** Begin **

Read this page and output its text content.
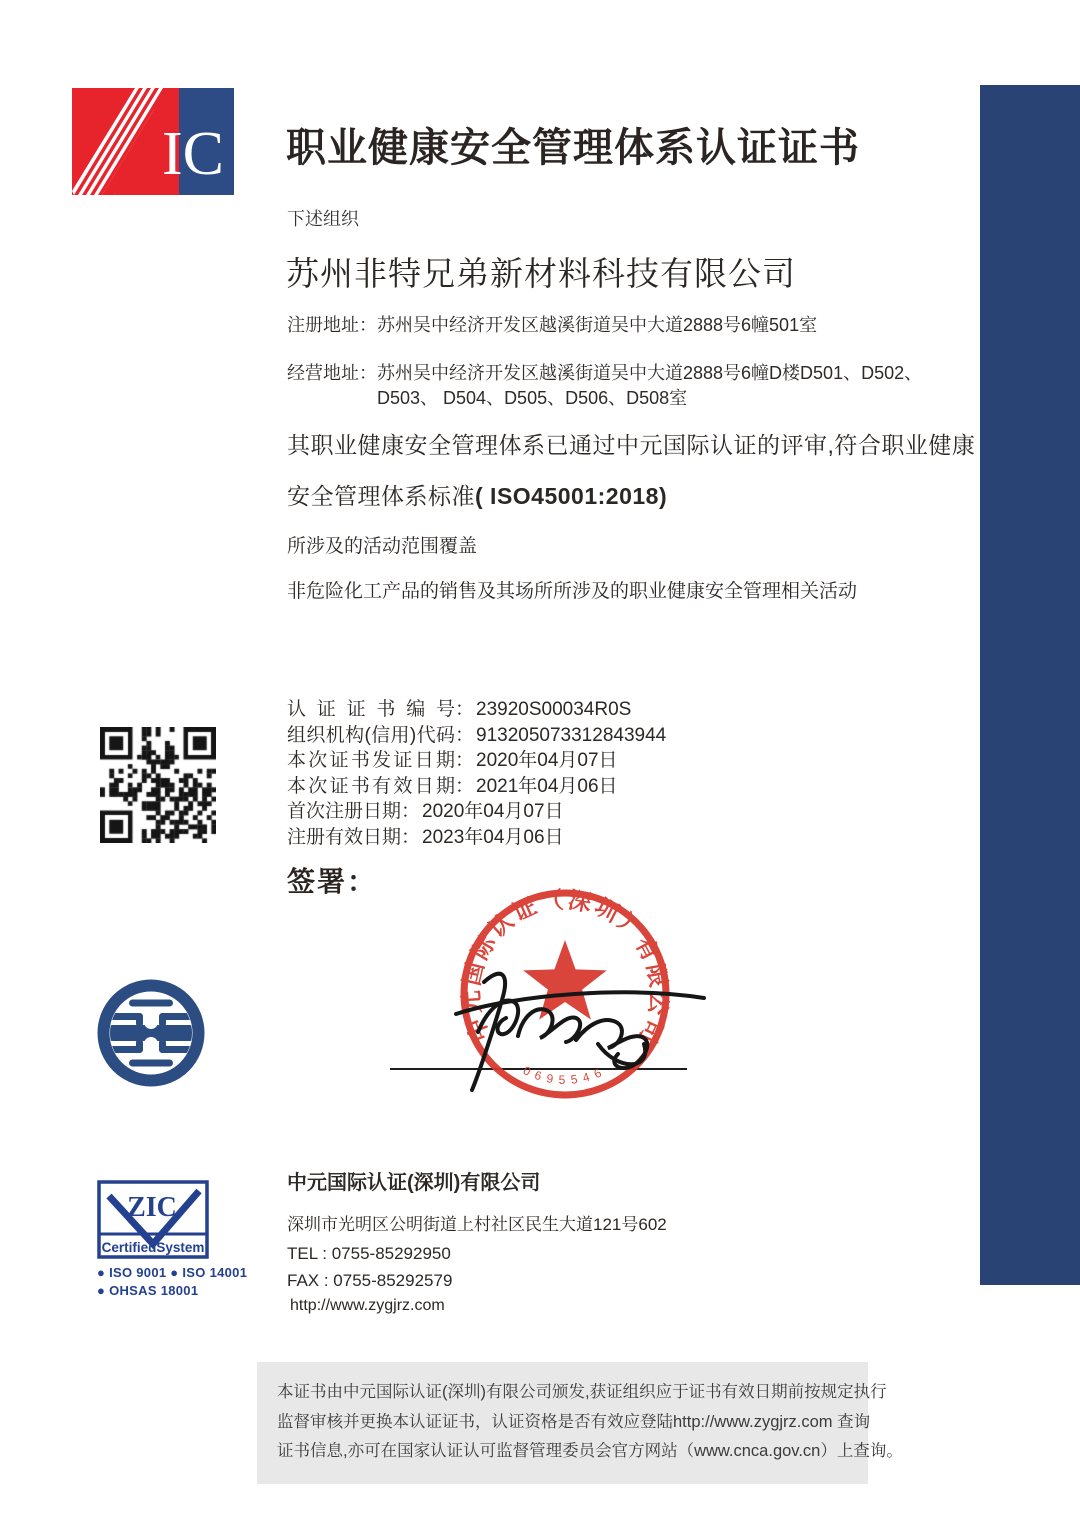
IC 职业健康安全管理体系认证证书
下述组织
苏州非特兄弟新材料科技有限公司
注册地址： 苏州吴中经济开发区越溪街道吴中大道2888号6幢501室
经营地址： 苏州吴中经济开发区越溪街道吴中大道2888号6幢D楼D501、D502、
D503、 D504、D505、D506、D508室
其职业健康安全管理体系已通过中元国际认证的评审,符合职业健康
安全管理体系标准( ISO45001:2018)
所涉及的活动范围覆盖
非危险化工产品的销售及其场所所涉及的职业健康安全管理相关活动
认证证书编号 ： 23920S00034R0S
组织机构(信用)代码 ： 913205073312843944
本次证书发证日期 ： 2020年04月07日
本次证书有效日期 ： 2021年04月06日
首次注册日期 ： 2020年04月07日
注册有效日期 ： 2023年04月06日
签署：
中元国际认证（深圳）有限公司
0695546
ZIC
CertifiedSystem
● ISO 9001 ● ISO 14001
● OHSAS 18001
中元国际认证(深圳)有限公司
深圳市光明区公明街道上村社区民生大道121号602
TEL : 0755-85292950
FAX : 0755-85292579
http://www.zygjrz.com
本证书由中元国际认证(深圳)有限公司颁发,获证组织应于证书有效日期前按规定执行
监督审核并更换本认证证书，认证资格是否有效应登陆http://www.zygjrz.com 查询
证书信息,亦可在国家认证认可监督管理委员会官方网站（www.cnca.gov.cn）上查询。
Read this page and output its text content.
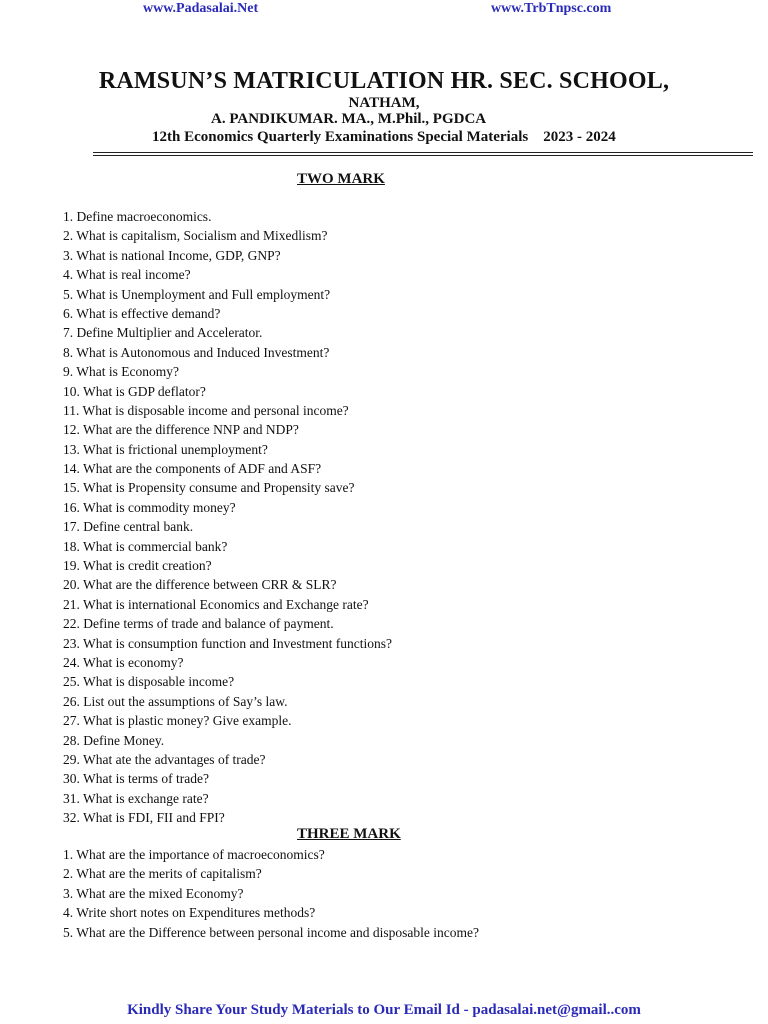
www.Padasalai.Net	www.TrbTnpsc.com
RAMSUN’S MATRICULATION HR. SEC. SCHOOL,
NATHAM,
A. PANDIKUMAR. MA., M.Phil., PGDCA
12th Economics Quarterly Examinations Special Materials    2023 - 2024
TWO MARK
1. Define macroeconomics.
2. What is capitalism, Socialism and Mixedlism?
3. What is national Income, GDP, GNP?
4. What is real income?
5. What is Unemployment and Full employment?
6. What is effective demand?
7. Define Multiplier and Accelerator.
8. What is Autonomous and Induced Investment?
9. What is Economy?
10. What is GDP deflator?
11. What is disposable income and personal income?
12. What are the difference NNP and NDP?
13. What is frictional unemployment?
14. What are the components of ADF and ASF?
15. What is Propensity consume and Propensity save?
16. What is commodity money?
17. Define central bank.
18. What is commercial bank?
19. What is credit creation?
20. What are the difference between CRR & SLR?
21. What is international Economics and Exchange rate?
22. Define terms of trade and balance of payment.
23. What is consumption function and Investment functions?
24. What is economy?
25. What is disposable income?
26. List out the assumptions of Say’s law.
27. What is plastic money? Give example.
28. Define Money.
29. What ate the advantages of trade?
30. What is terms of trade?
31. What is exchange rate?
32. What is FDI, FII and FPI?
THREE MARK
1. What are the importance of macroeconomics?
2. What are the merits of capitalism?
3. What are the mixed Economy?
4. Write short notes on Expenditures methods?
5. What are the Difference between personal income and disposable income?
Kindly Share Your Study Materials to Our Email Id - padasalai.net@gmail..com
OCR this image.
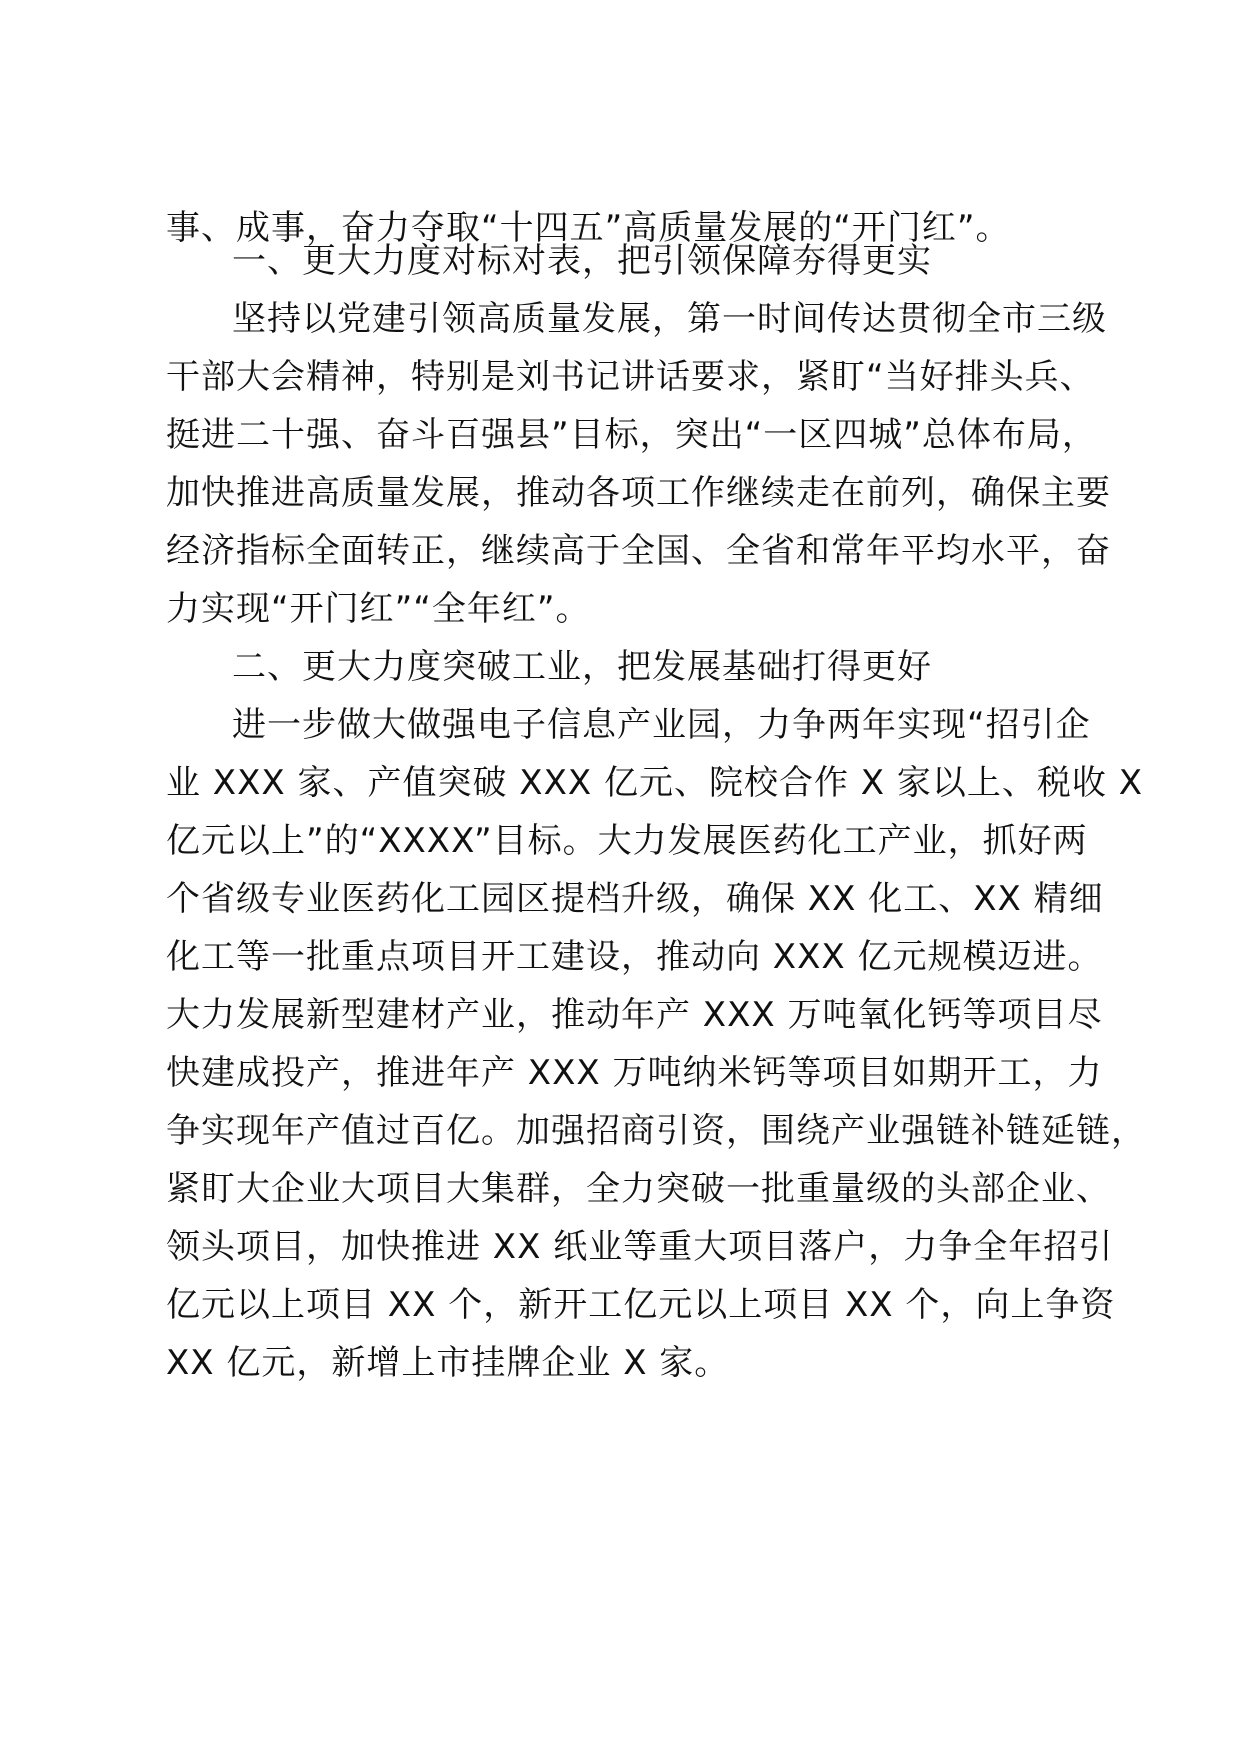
事、成事，奋力夺取“十四五”高质量发展的“开门红”。
一、更大力度对标对表，把引领保障夯得更实
坚持以党建引领高质量发展，第一时间传达贯彻全市三级
干部大会精神，特别是刘书记讲话要求，紧盯“当好排头兵、
挺进二十强、奋斗百强县”目标，突出“一区四城”总体布局，
加快推进高质量发展，推动各项工作继续走在前列，确保主要
经济指标全面转正，继续高于全国、全省和常年平均水平，奋
力实现“开门红”“全年红”。
二、更大力度突破工业，把发展基础打得更好
进一步做大做强电子信息产业园，力争两年实现“招引企
业 XXX 家、产值突破 XXX 亿元、院校合作 X 家以上、税收 X
亿元以上”的“XXXX”目标。大力发展医药化工产业，抓好两
个省级专业医药化工园区提档升级，确保 XX 化工、XX 精细
化工等一批重点项目开工建设，推动向 XXX 亿元规模迈进。
大力发展新型建材产业，推动年产 XXX 万吨氧化钙等项目尽
快建成投产，推进年产 XXX 万吨纳米钙等项目如期开工，力
争实现年产值过百亿。加强招商引资，围绕产业强链补链延链，
紧盯大企业大项目大集群，全力突破一批重量级的头部企业、
领头项目，加快推进 XX 纸业等重大项目落户，力争全年招引
亿元以上项目 XX 个，新开工亿元以上项目 XX 个，向上争资
XX 亿元，新增上市挂牌企业 X 家。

** End **

PROMPT | The pictures should not be reproduced; quote all of the other material exactly.

SOLUTION TO THE EXERCISE |
Read this page and output its text content.
IC 职业健康安全管理体系认证证书
下述组织
苏州非特兄弟新材料科技有限公司
注册地址： 苏州吴中经济开发区越溪街道吴中大道2888号6幢501室
经营地址： 苏州吴中经济开发区越溪街道吴中大道2888号6幢D楼D501、D502、
D503、 D504、D505、D506、D508室
其职业健康安全管理体系已通过中元国际认证的评审,符合职业健康
安全管理体系标准( ISO45001:2018)
所涉及的活动范围覆盖
非危险化工产品的销售及其场所所涉及的职业健康安全管理相关活动
认证证书编号 ： 23920S00034R0S
组织机构(信用)代码 ： 913205073312843944
本次证书发证日期 ： 2020年04月07日
本次证书有效日期 ： 2021年04月06日
首次注册日期 ： 2020年04月07日
注册有效日期 ： 2023年04月06日
签署：
中元国际认证（深圳）有限公司
0695546
ZIC
CertifiedSystem
● ISO 9001 ● ISO 14001
● OHSAS 18001
中元国际认证(深圳)有限公司
深圳市光明区公明街道上村社区民生大道121号602
TEL : 0755-85292950
FAX : 0755-85292579
http://www.zygjrz.com
本证书由中元国际认证(深圳)有限公司颁发,获证组织应于证书有效日期前按规定执行
监督审核并更换本认证证书，认证资格是否有效应登陆http://www.zygjrz.com 查询
证书信息,亦可在国家认证认可监督管理委员会官方网站（www.cnca.gov.cn）上查询。
Read this page and output its text content.
www.Padasalai.Net	www.TrbTnpsc.com
RAMSUN’S MATRICULATION HR. SEC. SCHOOL,
NATHAM,
A. PANDIKUMAR. MA., M.Phil., PGDCA
12th Economics Quarterly Examinations Special Materials    2023 - 2024
TWO MARK
1. Define macroeconomics.
2. What is capitalism, Socialism and Mixedlism?
3. What is national Income, GDP, GNP?
4. What is real income?
5. What is Unemployment and Full employment?
6. What is effective demand?
7. Define Multiplier and Accelerator.
8. What is Autonomous and Induced Investment?
9. What is Economy?
10. What is GDP deflator?
11. What is disposable income and personal income?
12. What are the difference NNP and NDP?
13. What is frictional unemployment?
14. What are the components of ADF and ASF?
15. What is Propensity consume and Propensity save?
16. What is commodity money?
17. Define central bank.
18. What is commercial bank?
19. What is credit creation?
20. What are the difference between CRR & SLR?
21. What is international Economics and Exchange rate?
22. Define terms of trade and balance of payment.
23. What is consumption function and Investment functions?
24. What is economy?
25. What is disposable income?
26. List out the assumptions of Say’s law.
27. What is plastic money? Give example.
28. Define Money.
29. What ate the advantages of trade?
30. What is terms of trade?
31. What is exchange rate?
32. What is FDI, FII and FPI?
THREE MARK
1. What are the importance of macroeconomics?
2. What are the merits of capitalism?
3. What are the mixed Economy?
4. Write short notes on Expenditures methods?
5. What are the Difference between personal income and disposable income?
Kindly Share Your Study Materials to Our Email Id - padasalai.net@gmail..com
OCR this image.
事、成事，奋力夺取“十四五”高质量发展的“开门红”。
一、更大力度对标对表，把引领保障夯得更实
坚持以党建引领高质量发展，第一时间传达贯彻全市三级
干部大会精神，特别是刘书记讲话要求，紧盯“当好排头兵、
挺进二十强、奋斗百强县”目标，突出“一区四城”总体布局，
加快推进高质量发展，推动各项工作继续走在前列，确保主要
经济指标全面转正，继续高于全国、全省和常年平均水平，奋
力实现“开门红”“全年红”。
二、更大力度突破工业，把发展基础打得更好
进一步做大做强电子信息产业园，力争两年实现“招引企
业 XXX 家、产值突破 XXX 亿元、院校合作 X 家以上、税收 X
亿元以上”的“XXXX”目标。大力发展医药化工产业，抓好两
个省级专业医药化工园区提档升级，确保 XX 化工、XX 精细
化工等一批重点项目开工建设，推动向 XXX 亿元规模迈进。
大力发展新型建材产业，推动年产 XXX 万吨氧化钙等项目尽
快建成投产，推进年产 XXX 万吨纳米钙等项目如期开工，力
争实现年产值过百亿。加强招商引资，围绕产业强链补链延链，
紧盯大企业大项目大集群，全力突破一批重量级的头部企业、
领头项目，加快推进 XX 纸业等重大项目落户，力争全年招引
亿元以上项目 XX 个，新开工亿元以上项目 XX 个，向上争资
XX 亿元，新增上市挂牌企业 X 家。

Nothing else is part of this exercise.